──────── SOURCE MATERIAL ────────

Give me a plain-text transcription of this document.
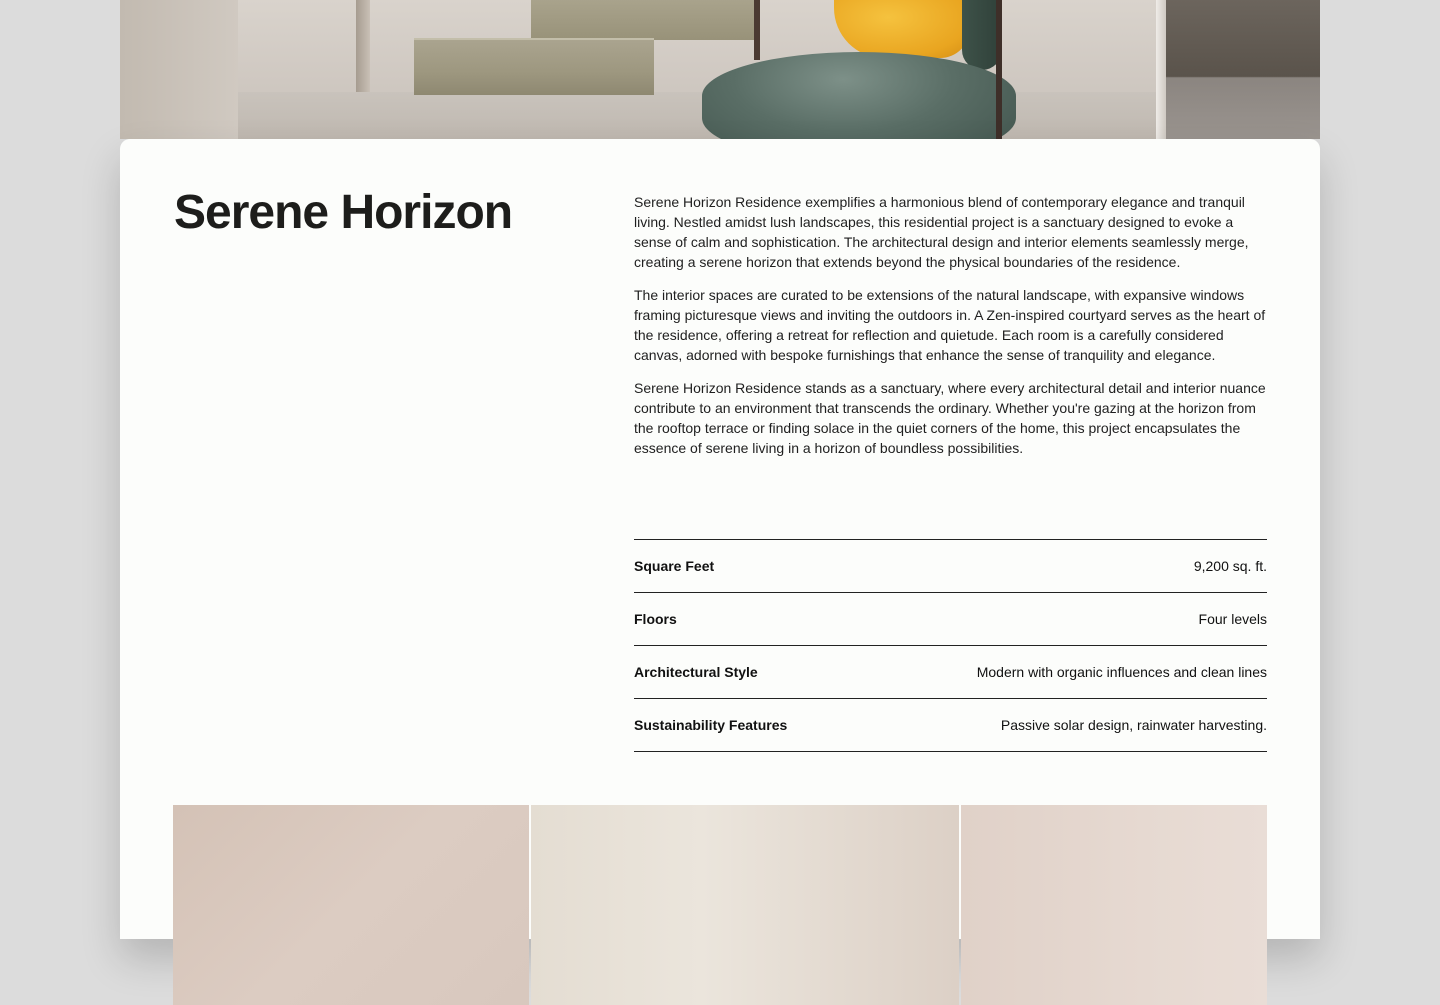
Serene Horizon	Serene Horizon Residence exemplifies a harmonious blend of contemporary elegance and tranquil living. Nestled amidst lush landscapes, this residential project is a sanctuary designed to evoke a sense of calm and sophistication. The architectural design and interior elements seamlessly merge, creating a serene horizon that extends beyond the physical boundaries of the residence.

The interior spaces are curated to be extensions of the natural landscape, with expansive windows framing picturesque views and inviting the outdoors in. A Zen-inspired courtyard serves as the heart of the residence, offering a retreat for reflection and quietude. Each room is a carefully considered canvas, adorned with bespoke furnishings that enhance the sense of tranquility and elegance.

Serene Horizon Residence stands as a sanctuary, where every architectural detail and interior nuance contribute to an environment that transcends the ordinary. Whether you're gazing at the horizon from the rooftop terrace or finding solace in the quiet corners of the home, this project encapsulates the essence of serene living in a horizon of boundless possibilities.

Square Feet	9,200 sq. ft.
Floors	Four levels
Architectural Style	Modern with organic influences and clean lines
Sustainability Features	Passive solar design, rainwater harvesting.
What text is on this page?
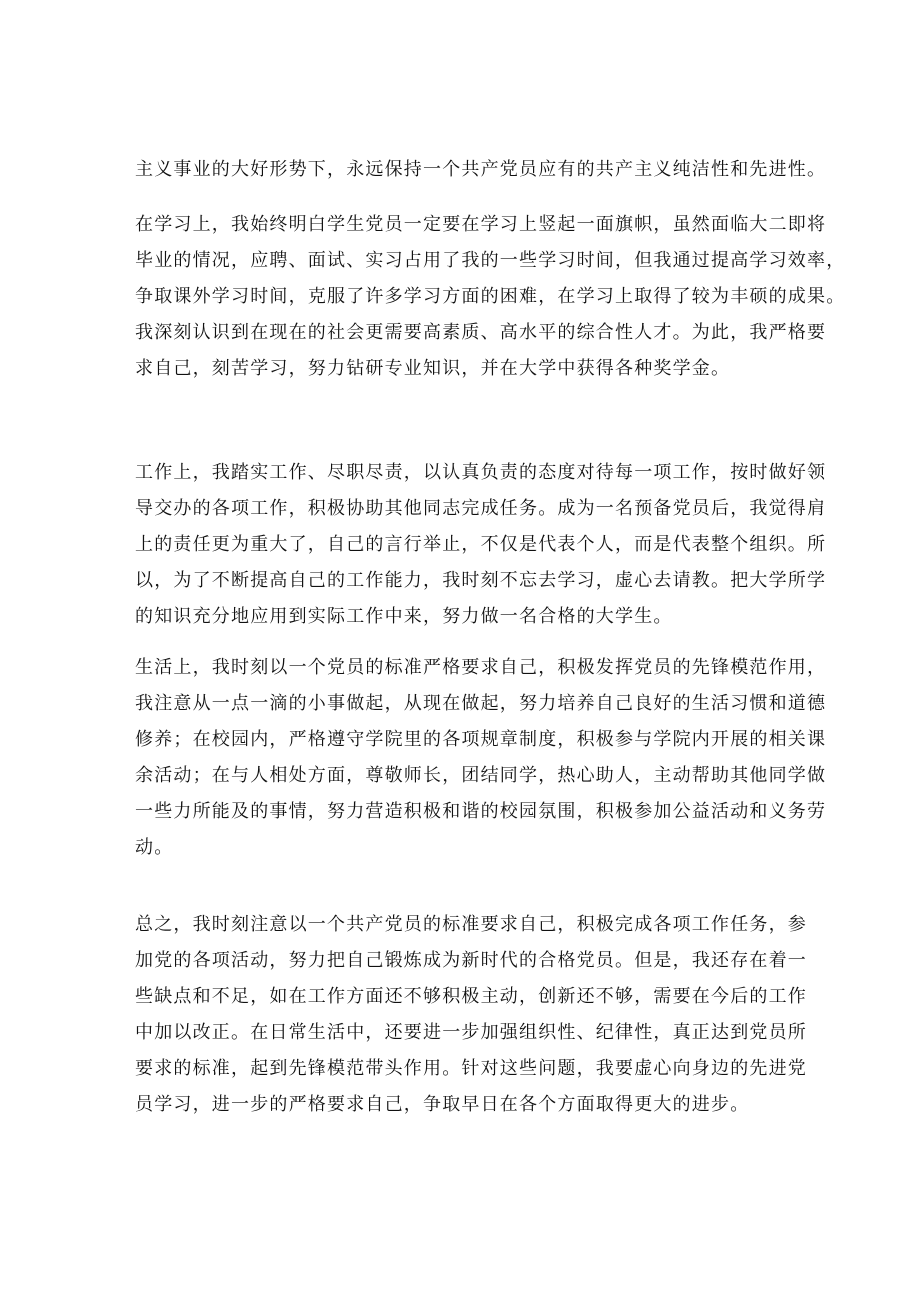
主义事业的大好形势下，永远保持一个共产党员应有的共产主义纯洁性和先进性。
在学习上，我始终明白学生党员一定要在学习上竖起一面旗帜，虽然面临大二即将
毕业的情况，应聘、面试、实习占用了我的一些学习时间，但我通过提高学习效率，
争取课外学习时间，克服了许多学习方面的困难，在学习上取得了较为丰硕的成果。
我深刻认识到在现在的社会更需要高素质、高水平的综合性人才。为此，我严格要
求自己，刻苦学习，努力钻研专业知识，并在大学中获得各种奖学金。
工作上，我踏实工作、尽职尽责，以认真负责的态度对待每一项工作，按时做好领
导交办的各项工作，积极协助其他同志完成任务。成为一名预备党员后，我觉得肩
上的责任更为重大了，自己的言行举止，不仅是代表个人，而是代表整个组织。所
以，为了不断提高自己的工作能力，我时刻不忘去学习，虚心去请教。把大学所学
的知识充分地应用到实际工作中来，努力做一名合格的大学生。
生活上，我时刻以一个党员的标准严格要求自己，积极发挥党员的先锋模范作用，
我注意从一点一滴的小事做起，从现在做起，努力培养自己良好的生活习惯和道德
修养；在校园内，严格遵守学院里的各项规章制度，积极参与学院内开展的相关课
余活动；在与人相处方面，尊敬师长，团结同学，热心助人，主动帮助其他同学做
一些力所能及的事情，努力营造积极和谐的校园氛围，积极参加公益活动和义务劳
动。
总之，我时刻注意以一个共产党员的标准要求自己，积极完成各项工作任务，参
加党的各项活动，努力把自己锻炼成为新时代的合格党员。但是，我还存在着一
些缺点和不足，如在工作方面还不够积极主动，创新还不够，需要在今后的工作
中加以改正。在日常生活中，还要进一步加强组织性、纪律性，真正达到党员所
要求的标准，起到先锋模范带头作用。针对这些问题，我要虚心向身边的先进党
员学习，进一步的严格要求自己，争取早日在各个方面取得更大的进步。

────────

**SET EXERCISE**
Find every line above that contains the word "text", and return each one.

**RESULT FOR THIS EXERCISE**
Give me a plain-text transcription of this document.
What text is on this page?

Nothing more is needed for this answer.